--- WORK TO COMPLETE ---
Arrange the material as a numbered list, running from its first line up to and including the line that contains "skill-item bbox=[337, 308, 577, 330]". Leave out any blank lines.

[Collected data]
·····
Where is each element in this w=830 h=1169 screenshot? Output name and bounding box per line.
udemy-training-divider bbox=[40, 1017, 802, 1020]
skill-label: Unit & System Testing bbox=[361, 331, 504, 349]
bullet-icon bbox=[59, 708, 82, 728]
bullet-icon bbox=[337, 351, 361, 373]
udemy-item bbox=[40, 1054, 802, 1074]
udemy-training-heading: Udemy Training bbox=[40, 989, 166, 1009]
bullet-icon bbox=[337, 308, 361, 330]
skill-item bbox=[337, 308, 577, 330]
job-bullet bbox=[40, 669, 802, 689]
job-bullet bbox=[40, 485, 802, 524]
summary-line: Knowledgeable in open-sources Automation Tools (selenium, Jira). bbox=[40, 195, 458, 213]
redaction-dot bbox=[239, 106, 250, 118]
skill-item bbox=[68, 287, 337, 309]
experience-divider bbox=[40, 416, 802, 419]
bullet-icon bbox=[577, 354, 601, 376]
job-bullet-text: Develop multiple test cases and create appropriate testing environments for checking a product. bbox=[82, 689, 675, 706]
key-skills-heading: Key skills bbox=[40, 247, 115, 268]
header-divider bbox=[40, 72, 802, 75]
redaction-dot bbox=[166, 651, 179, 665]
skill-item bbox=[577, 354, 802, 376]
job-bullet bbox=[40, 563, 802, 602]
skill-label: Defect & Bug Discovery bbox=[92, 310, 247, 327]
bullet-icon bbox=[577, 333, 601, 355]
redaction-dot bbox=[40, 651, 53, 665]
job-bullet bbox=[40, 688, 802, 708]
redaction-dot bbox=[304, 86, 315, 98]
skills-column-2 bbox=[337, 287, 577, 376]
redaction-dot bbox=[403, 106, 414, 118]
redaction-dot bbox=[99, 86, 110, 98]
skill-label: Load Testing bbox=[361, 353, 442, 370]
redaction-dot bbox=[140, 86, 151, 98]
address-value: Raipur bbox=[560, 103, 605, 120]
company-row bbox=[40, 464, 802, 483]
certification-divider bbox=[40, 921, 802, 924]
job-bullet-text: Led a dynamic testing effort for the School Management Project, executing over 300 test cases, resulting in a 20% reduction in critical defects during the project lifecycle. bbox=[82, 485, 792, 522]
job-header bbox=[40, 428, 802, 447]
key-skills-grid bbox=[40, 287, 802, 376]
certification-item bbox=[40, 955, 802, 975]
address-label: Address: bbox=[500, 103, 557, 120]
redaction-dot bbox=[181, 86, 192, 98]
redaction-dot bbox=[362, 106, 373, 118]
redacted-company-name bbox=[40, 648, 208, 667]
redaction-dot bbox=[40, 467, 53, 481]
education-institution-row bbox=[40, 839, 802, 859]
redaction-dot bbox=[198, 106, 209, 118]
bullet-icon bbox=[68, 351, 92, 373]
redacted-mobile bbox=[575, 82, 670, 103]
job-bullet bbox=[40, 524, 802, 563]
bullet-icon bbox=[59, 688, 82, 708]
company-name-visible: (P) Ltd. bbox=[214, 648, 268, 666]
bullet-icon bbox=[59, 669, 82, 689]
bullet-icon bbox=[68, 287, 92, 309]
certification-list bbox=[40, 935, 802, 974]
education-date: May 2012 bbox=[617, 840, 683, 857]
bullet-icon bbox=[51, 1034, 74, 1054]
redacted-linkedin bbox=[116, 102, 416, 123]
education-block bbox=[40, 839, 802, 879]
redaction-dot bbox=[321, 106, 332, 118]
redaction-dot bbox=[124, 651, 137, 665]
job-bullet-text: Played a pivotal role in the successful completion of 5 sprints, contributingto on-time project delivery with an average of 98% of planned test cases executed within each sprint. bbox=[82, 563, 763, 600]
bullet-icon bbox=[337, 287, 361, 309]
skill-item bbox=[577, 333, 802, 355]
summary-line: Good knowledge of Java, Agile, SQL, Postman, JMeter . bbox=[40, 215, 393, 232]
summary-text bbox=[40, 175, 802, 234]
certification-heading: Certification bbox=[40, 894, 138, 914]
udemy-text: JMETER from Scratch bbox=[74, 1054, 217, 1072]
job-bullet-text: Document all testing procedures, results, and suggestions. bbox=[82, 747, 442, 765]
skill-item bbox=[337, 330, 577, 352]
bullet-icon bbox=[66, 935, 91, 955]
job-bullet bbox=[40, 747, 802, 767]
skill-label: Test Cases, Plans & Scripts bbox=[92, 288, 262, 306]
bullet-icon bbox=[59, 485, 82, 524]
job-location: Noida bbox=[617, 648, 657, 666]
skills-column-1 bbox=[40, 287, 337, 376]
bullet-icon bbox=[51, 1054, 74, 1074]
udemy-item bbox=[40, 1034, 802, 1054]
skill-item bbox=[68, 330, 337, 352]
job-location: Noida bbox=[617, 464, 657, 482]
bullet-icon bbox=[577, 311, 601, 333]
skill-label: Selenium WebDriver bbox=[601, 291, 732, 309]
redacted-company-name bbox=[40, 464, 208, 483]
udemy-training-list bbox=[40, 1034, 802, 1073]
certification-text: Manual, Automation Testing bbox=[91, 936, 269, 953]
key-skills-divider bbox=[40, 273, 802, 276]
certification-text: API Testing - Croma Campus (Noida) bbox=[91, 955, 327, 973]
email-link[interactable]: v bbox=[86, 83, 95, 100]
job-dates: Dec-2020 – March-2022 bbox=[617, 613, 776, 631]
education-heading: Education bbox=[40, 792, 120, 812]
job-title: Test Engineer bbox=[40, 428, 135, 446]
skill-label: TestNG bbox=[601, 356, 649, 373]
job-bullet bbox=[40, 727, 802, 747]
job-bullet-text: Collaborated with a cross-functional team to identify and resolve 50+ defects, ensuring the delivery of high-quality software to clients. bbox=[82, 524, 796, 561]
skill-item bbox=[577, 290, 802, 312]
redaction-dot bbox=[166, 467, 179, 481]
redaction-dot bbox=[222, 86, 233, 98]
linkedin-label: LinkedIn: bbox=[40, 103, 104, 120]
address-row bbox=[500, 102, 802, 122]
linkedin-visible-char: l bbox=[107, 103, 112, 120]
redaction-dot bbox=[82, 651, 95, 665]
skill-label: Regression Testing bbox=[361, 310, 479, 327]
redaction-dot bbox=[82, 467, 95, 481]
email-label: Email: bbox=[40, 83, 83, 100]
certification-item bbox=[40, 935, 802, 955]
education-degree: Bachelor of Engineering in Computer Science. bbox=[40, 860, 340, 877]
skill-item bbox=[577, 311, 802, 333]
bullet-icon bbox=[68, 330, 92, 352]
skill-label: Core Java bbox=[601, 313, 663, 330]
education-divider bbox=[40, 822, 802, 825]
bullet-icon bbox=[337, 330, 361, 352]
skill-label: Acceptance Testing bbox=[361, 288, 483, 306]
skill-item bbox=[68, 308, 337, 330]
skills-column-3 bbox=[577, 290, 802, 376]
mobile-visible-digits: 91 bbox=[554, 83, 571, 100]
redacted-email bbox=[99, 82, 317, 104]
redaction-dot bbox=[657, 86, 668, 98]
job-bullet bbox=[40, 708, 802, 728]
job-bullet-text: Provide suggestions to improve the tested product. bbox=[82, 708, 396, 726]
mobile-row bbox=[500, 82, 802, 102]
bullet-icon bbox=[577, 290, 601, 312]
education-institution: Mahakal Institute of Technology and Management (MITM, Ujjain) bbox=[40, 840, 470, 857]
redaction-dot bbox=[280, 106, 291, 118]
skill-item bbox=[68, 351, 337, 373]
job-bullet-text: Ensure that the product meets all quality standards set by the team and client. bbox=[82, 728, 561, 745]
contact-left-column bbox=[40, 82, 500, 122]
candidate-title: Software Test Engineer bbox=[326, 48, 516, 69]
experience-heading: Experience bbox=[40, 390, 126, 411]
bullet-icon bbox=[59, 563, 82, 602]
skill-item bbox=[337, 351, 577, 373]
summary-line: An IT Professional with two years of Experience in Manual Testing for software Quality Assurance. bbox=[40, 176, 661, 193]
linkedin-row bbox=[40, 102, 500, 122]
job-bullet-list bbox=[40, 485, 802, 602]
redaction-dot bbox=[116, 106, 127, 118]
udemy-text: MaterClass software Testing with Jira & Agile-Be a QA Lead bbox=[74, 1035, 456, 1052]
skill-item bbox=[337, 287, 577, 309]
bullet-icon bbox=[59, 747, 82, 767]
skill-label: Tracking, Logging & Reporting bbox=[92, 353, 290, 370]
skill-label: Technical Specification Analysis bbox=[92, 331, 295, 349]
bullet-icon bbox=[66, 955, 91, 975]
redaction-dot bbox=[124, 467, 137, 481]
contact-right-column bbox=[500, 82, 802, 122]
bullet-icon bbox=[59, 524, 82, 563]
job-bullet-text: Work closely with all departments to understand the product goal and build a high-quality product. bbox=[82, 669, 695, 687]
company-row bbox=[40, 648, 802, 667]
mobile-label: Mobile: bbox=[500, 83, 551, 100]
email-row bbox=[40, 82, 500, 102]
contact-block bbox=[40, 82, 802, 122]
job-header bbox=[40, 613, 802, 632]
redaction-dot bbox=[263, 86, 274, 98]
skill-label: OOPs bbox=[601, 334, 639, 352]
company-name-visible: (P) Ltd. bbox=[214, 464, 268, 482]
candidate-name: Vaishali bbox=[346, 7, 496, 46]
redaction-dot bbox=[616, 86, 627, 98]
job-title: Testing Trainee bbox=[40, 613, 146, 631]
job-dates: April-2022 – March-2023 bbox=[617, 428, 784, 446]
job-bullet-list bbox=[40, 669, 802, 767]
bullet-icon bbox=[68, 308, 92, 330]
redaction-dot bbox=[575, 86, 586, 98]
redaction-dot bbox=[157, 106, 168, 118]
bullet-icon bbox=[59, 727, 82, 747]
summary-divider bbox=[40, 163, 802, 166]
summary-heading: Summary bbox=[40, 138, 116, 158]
·····
--- THE OUTPUT ---
1. Where is each element in this w=830 h=1169 screenshot? Output name and bounding box per line.
2. udemy-training-divider bbox=[40, 1017, 802, 1020]
3. skill-label: Unit & System Testing bbox=[361, 331, 504, 349]
4. bullet-icon bbox=[59, 708, 82, 728]
5. bullet-icon bbox=[337, 351, 361, 373]
6. udemy-item bbox=[40, 1054, 802, 1074]
7. udemy-training-heading: Udemy Training bbox=[40, 989, 166, 1009]
8. bullet-icon bbox=[337, 308, 361, 330]
9. skill-item bbox=[337, 308, 577, 330]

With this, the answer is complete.